[Structured figure records]
____________

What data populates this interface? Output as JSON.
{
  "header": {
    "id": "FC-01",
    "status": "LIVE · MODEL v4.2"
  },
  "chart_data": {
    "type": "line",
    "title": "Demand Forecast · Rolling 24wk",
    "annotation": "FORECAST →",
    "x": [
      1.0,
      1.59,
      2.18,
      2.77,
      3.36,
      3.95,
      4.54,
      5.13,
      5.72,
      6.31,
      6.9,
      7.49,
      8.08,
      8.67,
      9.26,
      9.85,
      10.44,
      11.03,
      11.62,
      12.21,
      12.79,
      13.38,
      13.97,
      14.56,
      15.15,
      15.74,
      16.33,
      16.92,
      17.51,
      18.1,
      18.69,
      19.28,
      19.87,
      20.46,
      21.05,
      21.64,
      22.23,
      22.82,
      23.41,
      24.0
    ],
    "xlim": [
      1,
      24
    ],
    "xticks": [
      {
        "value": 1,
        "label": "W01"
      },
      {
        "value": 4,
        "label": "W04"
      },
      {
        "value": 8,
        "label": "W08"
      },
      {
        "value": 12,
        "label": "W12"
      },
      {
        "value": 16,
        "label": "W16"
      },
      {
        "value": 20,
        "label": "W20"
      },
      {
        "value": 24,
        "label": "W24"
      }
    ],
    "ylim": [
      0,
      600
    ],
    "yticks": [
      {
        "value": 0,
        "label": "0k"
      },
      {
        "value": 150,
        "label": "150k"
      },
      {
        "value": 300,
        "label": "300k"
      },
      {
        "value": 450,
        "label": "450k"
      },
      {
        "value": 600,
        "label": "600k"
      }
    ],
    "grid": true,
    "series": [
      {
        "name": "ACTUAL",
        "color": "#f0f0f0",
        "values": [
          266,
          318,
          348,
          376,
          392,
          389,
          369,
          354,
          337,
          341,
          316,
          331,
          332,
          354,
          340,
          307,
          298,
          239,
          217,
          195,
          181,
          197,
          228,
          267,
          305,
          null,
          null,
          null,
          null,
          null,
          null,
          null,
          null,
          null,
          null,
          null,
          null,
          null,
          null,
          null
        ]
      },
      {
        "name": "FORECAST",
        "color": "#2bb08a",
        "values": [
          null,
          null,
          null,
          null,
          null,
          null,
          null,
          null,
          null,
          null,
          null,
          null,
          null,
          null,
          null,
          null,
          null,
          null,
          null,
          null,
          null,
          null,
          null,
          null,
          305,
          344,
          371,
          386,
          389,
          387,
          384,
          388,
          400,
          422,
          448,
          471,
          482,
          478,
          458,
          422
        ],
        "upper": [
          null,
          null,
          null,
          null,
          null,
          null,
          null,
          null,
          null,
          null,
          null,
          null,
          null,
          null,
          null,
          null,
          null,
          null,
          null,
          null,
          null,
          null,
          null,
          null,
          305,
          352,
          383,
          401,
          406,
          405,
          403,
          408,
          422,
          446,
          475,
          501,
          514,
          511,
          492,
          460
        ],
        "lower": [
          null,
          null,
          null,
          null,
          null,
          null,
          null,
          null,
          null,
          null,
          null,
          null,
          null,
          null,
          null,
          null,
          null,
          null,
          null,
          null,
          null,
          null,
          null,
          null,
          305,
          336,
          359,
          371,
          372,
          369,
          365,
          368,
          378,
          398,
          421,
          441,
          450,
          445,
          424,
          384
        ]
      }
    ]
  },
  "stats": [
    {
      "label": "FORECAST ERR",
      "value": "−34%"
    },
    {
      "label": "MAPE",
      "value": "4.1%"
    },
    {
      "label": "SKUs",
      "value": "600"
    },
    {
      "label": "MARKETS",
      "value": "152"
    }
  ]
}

____________

What to do: Reproduce every record above exactly as it appears.

Response to the exercise:
What data populates this interface? Output as JSON.
{
  "header": {
    "id": "FC-01",
    "status": "LIVE · MODEL v4.2"
  },
  "chart_data": {
    "type": "line",
    "title": "Demand Forecast · Rolling 24wk",
    "annotation": "FORECAST →",
    "x": [
      1.0,
      1.59,
      2.18,
      2.77,
      3.36,
      3.95,
      4.54,
      5.13,
      5.72,
      6.31,
      6.9,
      7.49,
      8.08,
      8.67,
      9.26,
      9.85,
      10.44,
      11.03,
      11.62,
      12.21,
      12.79,
      13.38,
      13.97,
      14.56,
      15.15,
      15.74,
      16.33,
      16.92,
      17.51,
      18.1,
      18.69,
      19.28,
      19.87,
      20.46,
      21.05,
      21.64,
      22.23,
      22.82,
      23.41,
      24.0
    ],
    "xlim": [
      1,
      24
    ],
    "xticks": [
      {
        "value": 1,
        "label": "W01"
      },
      {
        "value": 4,
        "label": "W04"
      },
      {
        "value": 8,
        "label": "W08"
      },
      {
        "value": 12,
        "label": "W12"
      },
      {
        "value": 16,
        "label": "W16"
      },
      {
        "value": 20,
        "label": "W20"
      },
      {
        "value": 24,
        "label": "W24"
      }
    ],
    "ylim": [
      0,
      600
    ],
    "yticks": [
      {
        "value": 0,
        "label": "0k"
      },
      {
        "value": 150,
        "label": "150k"
      },
      {
        "value": 300,
        "label": "300k"
      },
      {
        "value": 450,
        "label": "450k"
      },
      {
        "value": 600,
        "label": "600k"
      }
    ],
    "grid": true,
    "series": [
      {
        "name": "ACTUAL",
        "color": "#f0f0f0",
        "values": [
          266,
          318,
          348,
          376,
          392,
          389,
          369,
          354,
          337,
          341,
          316,
          331,
          332,
          354,
          340,
          307,
          298,
          239,
          217,
          195,
          181,
          197,
          228,
          267,
          305,
          null,
          null,
          null,
          null,
          null,
          null,
          null,
          null,
          null,
          null,
          null,
          null,
          null,
          null,
          null
        ]
      },
      {
        "name": "FORECAST",
        "color": "#2bb08a",
        "values": [
          null,
          null,
          null,
          null,
          null,
          null,
          null,
          null,
          null,
          null,
          null,
          null,
          null,
          null,
          null,
          null,
          null,
          null,
          null,
          null,
          null,
          null,
          null,
          null,
          305,
          344,
          371,
          386,
          389,
          387,
          384,
          388,
          400,
          422,
          448,
          471,
          482,
          478,
          458,
          422
        ],
        "upper": [
          null,
          null,
          null,
          null,
          null,
          null,
          null,
          null,
          null,
          null,
          null,
          null,
          null,
          null,
          null,
          null,
          null,
          null,
          null,
          null,
          null,
          null,
          null,
          null,
          305,
          352,
          383,
          401,
          406,
          405,
          403,
          408,
          422,
          446,
          475,
          501,
          514,
          511,
          492,
          460
        ],
        "lower": [
          null,
          null,
          null,
          null,
          null,
          null,
          null,
          null,
          null,
          null,
          null,
          null,
          null,
          null,
          null,
          null,
          null,
          null,
          null,
          null,
          null,
          null,
          null,
          null,
          305,
          336,
          359,
          371,
          372,
          369,
          365,
          368,
          378,
          398,
          421,
          441,
          450,
          445,
          424,
          384
        ]
      }
    ]
  },
  "stats": [
    {
      "label": "FORECAST ERR",
      "value": "−34%"
    },
    {
      "label": "MAPE",
      "value": "4.1%"
    },
    {
      "label": "SKUs",
      "value": "600"
    },
    {
      "label": "MARKETS",
      "value": "152"
    }
  ]
}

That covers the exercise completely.